Records from a data collection
+++++

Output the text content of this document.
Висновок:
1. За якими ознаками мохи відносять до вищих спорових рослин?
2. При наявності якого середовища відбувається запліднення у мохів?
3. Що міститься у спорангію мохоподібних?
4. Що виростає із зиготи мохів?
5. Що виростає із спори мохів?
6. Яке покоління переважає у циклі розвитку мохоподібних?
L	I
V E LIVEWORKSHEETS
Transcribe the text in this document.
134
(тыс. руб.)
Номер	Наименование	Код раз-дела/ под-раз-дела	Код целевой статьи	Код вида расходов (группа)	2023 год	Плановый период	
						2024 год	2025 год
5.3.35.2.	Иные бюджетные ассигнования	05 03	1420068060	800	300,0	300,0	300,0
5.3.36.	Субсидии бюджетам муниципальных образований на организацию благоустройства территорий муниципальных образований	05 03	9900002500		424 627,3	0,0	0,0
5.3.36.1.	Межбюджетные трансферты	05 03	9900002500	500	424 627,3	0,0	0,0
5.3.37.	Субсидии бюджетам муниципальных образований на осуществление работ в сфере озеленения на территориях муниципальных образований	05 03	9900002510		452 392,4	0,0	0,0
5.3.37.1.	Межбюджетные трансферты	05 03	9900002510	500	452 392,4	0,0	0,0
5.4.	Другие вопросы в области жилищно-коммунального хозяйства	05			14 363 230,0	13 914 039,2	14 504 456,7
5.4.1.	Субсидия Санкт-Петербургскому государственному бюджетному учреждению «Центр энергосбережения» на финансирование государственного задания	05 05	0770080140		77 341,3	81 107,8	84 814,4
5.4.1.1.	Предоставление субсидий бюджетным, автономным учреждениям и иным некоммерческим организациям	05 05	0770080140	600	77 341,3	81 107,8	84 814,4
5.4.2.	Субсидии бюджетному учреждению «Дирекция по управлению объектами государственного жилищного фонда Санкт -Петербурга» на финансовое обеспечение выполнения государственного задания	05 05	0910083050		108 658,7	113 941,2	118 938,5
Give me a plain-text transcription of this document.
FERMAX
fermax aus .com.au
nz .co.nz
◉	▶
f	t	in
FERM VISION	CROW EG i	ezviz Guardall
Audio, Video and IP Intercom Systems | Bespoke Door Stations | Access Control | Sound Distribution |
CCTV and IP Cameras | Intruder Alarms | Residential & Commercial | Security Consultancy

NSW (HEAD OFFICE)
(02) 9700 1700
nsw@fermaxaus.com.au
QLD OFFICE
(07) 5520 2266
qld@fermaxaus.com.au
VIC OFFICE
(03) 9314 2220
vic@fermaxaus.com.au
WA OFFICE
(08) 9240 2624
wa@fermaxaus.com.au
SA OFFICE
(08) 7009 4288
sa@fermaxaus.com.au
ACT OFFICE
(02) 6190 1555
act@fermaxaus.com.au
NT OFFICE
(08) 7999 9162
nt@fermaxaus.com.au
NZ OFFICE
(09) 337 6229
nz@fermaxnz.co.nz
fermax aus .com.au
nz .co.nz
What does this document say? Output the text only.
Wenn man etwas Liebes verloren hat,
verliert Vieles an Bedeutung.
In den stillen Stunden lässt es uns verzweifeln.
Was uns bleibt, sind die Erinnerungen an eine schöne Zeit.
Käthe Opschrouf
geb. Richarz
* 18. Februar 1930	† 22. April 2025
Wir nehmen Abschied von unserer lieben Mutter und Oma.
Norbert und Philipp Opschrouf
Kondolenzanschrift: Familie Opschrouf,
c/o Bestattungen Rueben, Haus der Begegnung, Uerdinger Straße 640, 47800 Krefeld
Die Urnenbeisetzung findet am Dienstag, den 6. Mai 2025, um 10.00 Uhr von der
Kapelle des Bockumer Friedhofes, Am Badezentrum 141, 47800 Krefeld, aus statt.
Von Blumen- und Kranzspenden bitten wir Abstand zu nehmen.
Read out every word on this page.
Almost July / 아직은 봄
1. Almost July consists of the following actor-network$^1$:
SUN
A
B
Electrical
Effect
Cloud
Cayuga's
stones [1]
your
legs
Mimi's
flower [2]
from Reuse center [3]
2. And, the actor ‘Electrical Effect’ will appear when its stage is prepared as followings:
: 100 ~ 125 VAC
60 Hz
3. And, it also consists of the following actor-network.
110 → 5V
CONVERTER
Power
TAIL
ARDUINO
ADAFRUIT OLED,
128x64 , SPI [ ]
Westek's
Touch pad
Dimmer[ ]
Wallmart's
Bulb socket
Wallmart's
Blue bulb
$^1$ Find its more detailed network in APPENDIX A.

+++++

Every line holding "Субсидии" should be copied out.

5.3.36.	Субсидии бюджетам муниципальных образований на организацию благоустройства территорий муниципальных образований	05 03	9900002500		424 627,3	0,0	0,0
5.3.37.	Субсидии бюджетам муниципальных образований на осуществление работ в сфере озеленения на территориях муниципальных образований	05 03	9900002510		452 392,4	0,0	0,0
5.4.2.	Субсидии бюджетному учреждению «Дирекция по управлению объектами государственного жилищного фонда Санкт -Петербурга» на финансовое обеспечение выполнения государственного задания	05 05	0910083050		108 658,7	113 941,2	118 938,5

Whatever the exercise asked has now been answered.